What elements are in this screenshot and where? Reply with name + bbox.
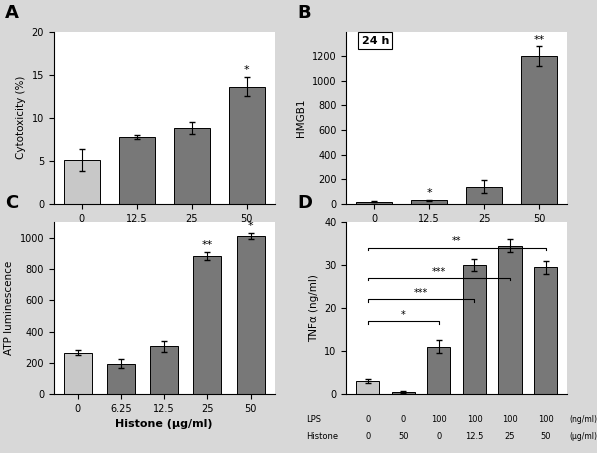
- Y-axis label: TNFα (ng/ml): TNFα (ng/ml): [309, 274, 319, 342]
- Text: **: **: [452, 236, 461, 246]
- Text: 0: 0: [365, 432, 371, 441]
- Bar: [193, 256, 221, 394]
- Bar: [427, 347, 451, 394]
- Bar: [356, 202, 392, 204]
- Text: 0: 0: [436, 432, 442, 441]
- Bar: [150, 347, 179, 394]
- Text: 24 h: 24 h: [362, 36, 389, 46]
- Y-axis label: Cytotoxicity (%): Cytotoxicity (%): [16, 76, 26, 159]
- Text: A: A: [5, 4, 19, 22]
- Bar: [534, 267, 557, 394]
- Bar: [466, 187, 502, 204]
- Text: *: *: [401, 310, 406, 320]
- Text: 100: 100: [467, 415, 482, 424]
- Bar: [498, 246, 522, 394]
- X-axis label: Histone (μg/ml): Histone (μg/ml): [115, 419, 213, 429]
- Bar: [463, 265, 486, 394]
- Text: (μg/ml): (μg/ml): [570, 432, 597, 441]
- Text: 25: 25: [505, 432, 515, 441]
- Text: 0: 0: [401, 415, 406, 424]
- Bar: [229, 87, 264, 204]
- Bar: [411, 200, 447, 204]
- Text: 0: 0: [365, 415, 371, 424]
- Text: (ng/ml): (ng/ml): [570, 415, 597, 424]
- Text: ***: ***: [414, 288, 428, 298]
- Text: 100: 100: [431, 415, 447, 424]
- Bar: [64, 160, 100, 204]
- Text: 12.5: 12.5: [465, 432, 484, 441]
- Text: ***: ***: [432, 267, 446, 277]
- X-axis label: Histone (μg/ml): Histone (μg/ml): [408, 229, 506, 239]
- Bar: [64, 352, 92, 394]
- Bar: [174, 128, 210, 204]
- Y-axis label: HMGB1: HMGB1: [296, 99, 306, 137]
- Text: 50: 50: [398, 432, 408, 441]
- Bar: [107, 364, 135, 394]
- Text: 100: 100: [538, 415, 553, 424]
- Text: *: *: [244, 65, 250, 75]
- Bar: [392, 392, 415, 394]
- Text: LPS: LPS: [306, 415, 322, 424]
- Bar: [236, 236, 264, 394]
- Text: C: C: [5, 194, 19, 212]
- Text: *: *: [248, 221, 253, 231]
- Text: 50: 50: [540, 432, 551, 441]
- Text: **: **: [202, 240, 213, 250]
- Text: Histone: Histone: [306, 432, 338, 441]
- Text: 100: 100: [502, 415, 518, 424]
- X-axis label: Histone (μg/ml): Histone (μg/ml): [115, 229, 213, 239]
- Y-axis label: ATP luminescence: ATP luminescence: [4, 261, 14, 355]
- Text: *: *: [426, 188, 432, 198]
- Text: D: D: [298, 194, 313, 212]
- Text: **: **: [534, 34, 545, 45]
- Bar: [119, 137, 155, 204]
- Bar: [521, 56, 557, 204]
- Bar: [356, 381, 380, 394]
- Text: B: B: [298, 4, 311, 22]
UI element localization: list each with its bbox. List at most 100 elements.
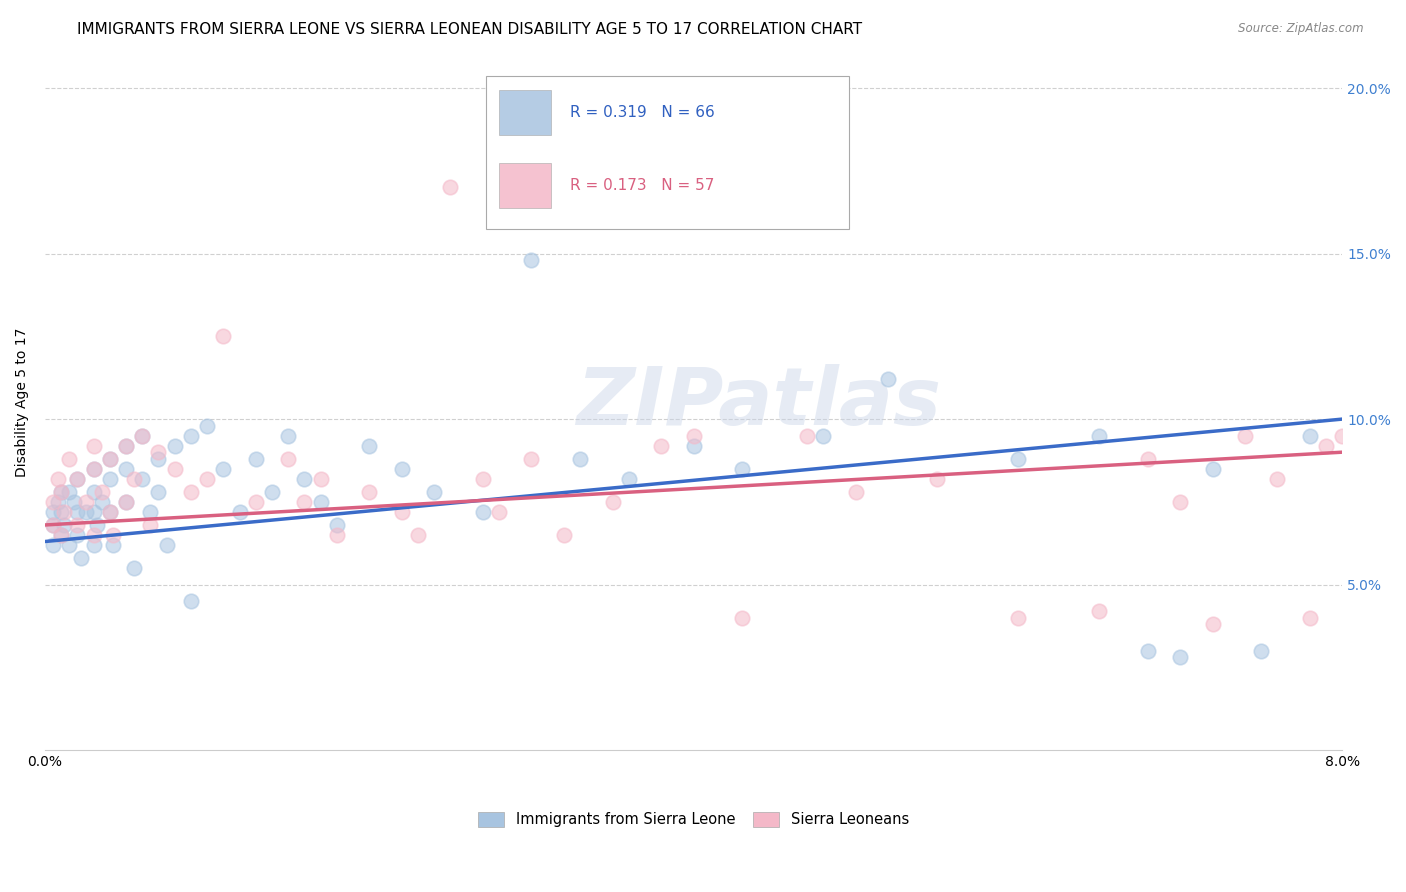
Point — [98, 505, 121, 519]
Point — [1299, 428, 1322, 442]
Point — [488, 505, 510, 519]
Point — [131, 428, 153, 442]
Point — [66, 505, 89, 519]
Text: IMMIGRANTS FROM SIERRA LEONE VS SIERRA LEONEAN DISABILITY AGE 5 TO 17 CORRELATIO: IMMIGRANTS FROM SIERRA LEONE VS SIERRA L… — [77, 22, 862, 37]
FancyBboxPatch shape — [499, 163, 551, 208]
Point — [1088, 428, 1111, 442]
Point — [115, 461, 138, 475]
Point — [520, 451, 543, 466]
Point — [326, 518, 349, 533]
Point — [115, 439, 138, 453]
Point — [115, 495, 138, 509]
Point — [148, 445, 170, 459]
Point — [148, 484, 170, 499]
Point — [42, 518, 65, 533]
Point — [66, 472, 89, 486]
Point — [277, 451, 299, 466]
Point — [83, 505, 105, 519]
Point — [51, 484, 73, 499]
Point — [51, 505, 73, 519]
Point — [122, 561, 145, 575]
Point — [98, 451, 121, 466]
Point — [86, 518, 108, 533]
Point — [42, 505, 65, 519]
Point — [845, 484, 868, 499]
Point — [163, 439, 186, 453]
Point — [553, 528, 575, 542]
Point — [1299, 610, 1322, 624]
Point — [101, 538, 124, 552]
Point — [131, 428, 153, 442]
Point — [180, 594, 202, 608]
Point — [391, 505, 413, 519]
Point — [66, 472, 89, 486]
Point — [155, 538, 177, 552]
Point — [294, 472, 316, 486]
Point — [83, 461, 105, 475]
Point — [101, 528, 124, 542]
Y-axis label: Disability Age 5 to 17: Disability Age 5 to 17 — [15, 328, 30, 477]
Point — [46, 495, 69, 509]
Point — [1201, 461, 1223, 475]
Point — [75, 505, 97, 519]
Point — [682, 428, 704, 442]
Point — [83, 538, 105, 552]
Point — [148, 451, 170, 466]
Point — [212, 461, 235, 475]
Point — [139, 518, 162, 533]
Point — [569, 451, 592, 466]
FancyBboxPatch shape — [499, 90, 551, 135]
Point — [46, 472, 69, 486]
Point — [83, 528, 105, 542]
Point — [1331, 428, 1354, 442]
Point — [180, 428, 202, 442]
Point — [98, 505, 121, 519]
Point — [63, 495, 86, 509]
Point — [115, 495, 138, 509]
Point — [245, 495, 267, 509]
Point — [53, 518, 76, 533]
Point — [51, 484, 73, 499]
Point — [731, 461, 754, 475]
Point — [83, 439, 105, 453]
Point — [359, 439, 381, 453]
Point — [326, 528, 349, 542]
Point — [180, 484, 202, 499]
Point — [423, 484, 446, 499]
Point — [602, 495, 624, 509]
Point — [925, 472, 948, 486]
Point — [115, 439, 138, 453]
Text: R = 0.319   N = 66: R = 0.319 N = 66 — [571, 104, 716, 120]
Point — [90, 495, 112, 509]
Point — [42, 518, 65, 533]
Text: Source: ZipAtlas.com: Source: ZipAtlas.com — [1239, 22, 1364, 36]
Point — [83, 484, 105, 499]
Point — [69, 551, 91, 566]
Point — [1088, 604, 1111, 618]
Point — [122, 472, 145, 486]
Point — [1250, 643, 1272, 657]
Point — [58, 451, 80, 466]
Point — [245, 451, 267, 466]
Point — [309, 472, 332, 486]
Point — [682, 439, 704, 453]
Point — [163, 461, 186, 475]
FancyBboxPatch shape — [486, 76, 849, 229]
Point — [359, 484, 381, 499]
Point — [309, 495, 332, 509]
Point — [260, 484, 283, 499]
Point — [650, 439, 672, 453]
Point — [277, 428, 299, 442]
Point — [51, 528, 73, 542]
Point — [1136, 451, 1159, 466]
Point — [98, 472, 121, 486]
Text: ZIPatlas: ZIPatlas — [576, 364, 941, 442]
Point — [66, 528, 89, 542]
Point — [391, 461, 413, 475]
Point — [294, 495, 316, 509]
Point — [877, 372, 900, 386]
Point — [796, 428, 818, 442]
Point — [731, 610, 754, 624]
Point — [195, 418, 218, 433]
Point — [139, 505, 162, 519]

What this task involves:
Reproduce the listing with every occurrence of "ATP luminescence" swapped for "ATP signal" and all other text unchanged. Leave out the pictures.

Answer to the exercise:
What elements are in this screenshot and where? Reply with name + bbox.
- Y-axis label: TNFα (ng/ml): TNFα (ng/ml): [309, 274, 319, 342]
- Text: **: **: [452, 236, 461, 246]
- Text: 0: 0: [365, 432, 371, 441]
- Bar: [193, 256, 221, 394]
- Bar: [427, 347, 451, 394]
- Bar: [356, 202, 392, 204]
- Text: 0: 0: [436, 432, 442, 441]
- Bar: [150, 347, 179, 394]
- Text: 24 h: 24 h: [362, 36, 389, 46]
- Y-axis label: Cytotoxicity (%): Cytotoxicity (%): [16, 76, 26, 159]
- Text: A: A: [5, 4, 19, 22]
- Bar: [534, 267, 557, 394]
- Bar: [466, 187, 502, 204]
- Text: *: *: [401, 310, 406, 320]
- Text: 100: 100: [467, 415, 482, 424]
- Bar: [498, 246, 522, 394]
- X-axis label: Histone (μg/ml): Histone (μg/ml): [115, 419, 213, 429]
- Bar: [463, 265, 486, 394]
- Text: (μg/ml): (μg/ml): [570, 432, 597, 441]
- Text: 25: 25: [505, 432, 515, 441]
- Text: 0: 0: [401, 415, 406, 424]
- Bar: [229, 87, 264, 204]
- Bar: [411, 200, 447, 204]
- Text: 0: 0: [365, 415, 371, 424]
- Text: (ng/ml): (ng/ml): [570, 415, 597, 424]
- Text: ***: ***: [414, 288, 428, 298]
- Text: 100: 100: [431, 415, 447, 424]
- Bar: [64, 160, 100, 204]
- Text: 12.5: 12.5: [465, 432, 484, 441]
- Text: ***: ***: [432, 267, 446, 277]
- X-axis label: Histone (μg/ml): Histone (μg/ml): [408, 229, 506, 239]
- Bar: [64, 352, 92, 394]
- Bar: [174, 128, 210, 204]
- Y-axis label: HMGB1: HMGB1: [296, 99, 306, 137]
- Text: 50: 50: [398, 432, 408, 441]
- Bar: [107, 364, 135, 394]
- Text: 100: 100: [538, 415, 553, 424]
- Text: *: *: [244, 65, 250, 75]
- Bar: [392, 392, 415, 394]
- Text: LPS: LPS: [306, 415, 322, 424]
- Bar: [236, 236, 264, 394]
- Text: C: C: [5, 194, 19, 212]
- Text: *: *: [248, 221, 253, 231]
- Text: 50: 50: [540, 432, 551, 441]
- Text: **: **: [202, 240, 213, 250]
- Text: Histone: Histone: [306, 432, 338, 441]
- Text: 100: 100: [502, 415, 518, 424]
- X-axis label: Histone (μg/ml): Histone (μg/ml): [115, 229, 213, 239]
- Y-axis label: ATP signal: ATP signal: [4, 261, 14, 355]
- Text: *: *: [426, 188, 432, 198]
- Text: D: D: [298, 194, 313, 212]
- Text: **: **: [534, 34, 545, 45]
- Bar: [119, 137, 155, 204]
- Bar: [521, 56, 557, 204]
- Bar: [356, 381, 380, 394]
- Text: B: B: [298, 4, 311, 22]
UI element localization: list each with its bbox. List at most 100 elements.
Point — [98, 505, 121, 519]
Point — [1299, 428, 1322, 442]
Point — [488, 505, 510, 519]
Point — [131, 428, 153, 442]
Point — [66, 505, 89, 519]
Text: IMMIGRANTS FROM SIERRA LEONE VS SIERRA LEONEAN DISABILITY AGE 5 TO 17 CORRELATIO: IMMIGRANTS FROM SIERRA LEONE VS SIERRA L… — [77, 22, 862, 37]
FancyBboxPatch shape — [499, 163, 551, 208]
Point — [1088, 428, 1111, 442]
Point — [115, 461, 138, 475]
Point — [520, 451, 543, 466]
Point — [326, 518, 349, 533]
Point — [115, 439, 138, 453]
Point — [115, 495, 138, 509]
Point — [148, 445, 170, 459]
Point — [148, 484, 170, 499]
Point — [42, 518, 65, 533]
Point — [66, 472, 89, 486]
Point — [277, 451, 299, 466]
Point — [83, 505, 105, 519]
Point — [51, 484, 73, 499]
Point — [51, 505, 73, 519]
Point — [122, 561, 145, 575]
Point — [98, 451, 121, 466]
Point — [86, 518, 108, 533]
Point — [42, 505, 65, 519]
Point — [845, 484, 868, 499]
Point — [163, 439, 186, 453]
Point — [553, 528, 575, 542]
Point — [1299, 610, 1322, 624]
Point — [101, 538, 124, 552]
Point — [131, 428, 153, 442]
Point — [180, 594, 202, 608]
Point — [391, 505, 413, 519]
Point — [66, 472, 89, 486]
Point — [155, 538, 177, 552]
Point — [294, 472, 316, 486]
Point — [83, 461, 105, 475]
Point — [101, 528, 124, 542]
Y-axis label: Disability Age 5 to 17: Disability Age 5 to 17 — [15, 328, 30, 477]
Point — [46, 495, 69, 509]
Point — [1201, 461, 1223, 475]
Point — [75, 505, 97, 519]
Point — [682, 428, 704, 442]
Point — [83, 538, 105, 552]
Point — [148, 451, 170, 466]
Point — [212, 461, 235, 475]
Point — [139, 518, 162, 533]
Point — [569, 451, 592, 466]
FancyBboxPatch shape — [499, 90, 551, 135]
Point — [46, 472, 69, 486]
Point — [83, 528, 105, 542]
Point — [1331, 428, 1354, 442]
Point — [180, 428, 202, 442]
Point — [98, 505, 121, 519]
Point — [63, 495, 86, 509]
Point — [115, 495, 138, 509]
Point — [245, 495, 267, 509]
Point — [53, 518, 76, 533]
Point — [51, 484, 73, 499]
Point — [731, 461, 754, 475]
Point — [83, 439, 105, 453]
Point — [359, 439, 381, 453]
Point — [326, 528, 349, 542]
Point — [180, 484, 202, 499]
Point — [423, 484, 446, 499]
Point — [602, 495, 624, 509]
Point — [925, 472, 948, 486]
Point — [115, 439, 138, 453]
Text: R = 0.319   N = 66: R = 0.319 N = 66 — [571, 104, 716, 120]
Point — [90, 495, 112, 509]
Point — [42, 518, 65, 533]
Text: Source: ZipAtlas.com: Source: ZipAtlas.com — [1239, 22, 1364, 36]
Point — [83, 484, 105, 499]
Point — [69, 551, 91, 566]
Point — [1088, 604, 1111, 618]
Point — [122, 472, 145, 486]
Point — [1250, 643, 1272, 657]
Point — [58, 451, 80, 466]
Point — [245, 451, 267, 466]
Point — [309, 472, 332, 486]
Point — [682, 439, 704, 453]
Point — [163, 461, 186, 475]
FancyBboxPatch shape — [486, 76, 849, 229]
Point — [359, 484, 381, 499]
Point — [309, 495, 332, 509]
Point — [260, 484, 283, 499]
Point — [650, 439, 672, 453]
Point — [277, 428, 299, 442]
Point — [51, 528, 73, 542]
Point — [1136, 451, 1159, 466]
Point — [98, 472, 121, 486]
Text: ZIPatlas: ZIPatlas — [576, 364, 941, 442]
Point — [66, 528, 89, 542]
Point — [391, 461, 413, 475]
Point — [294, 495, 316, 509]
Point — [877, 372, 900, 386]
Point — [796, 428, 818, 442]
Point — [731, 610, 754, 624]
Point — [195, 418, 218, 433]
Point — [139, 505, 162, 519]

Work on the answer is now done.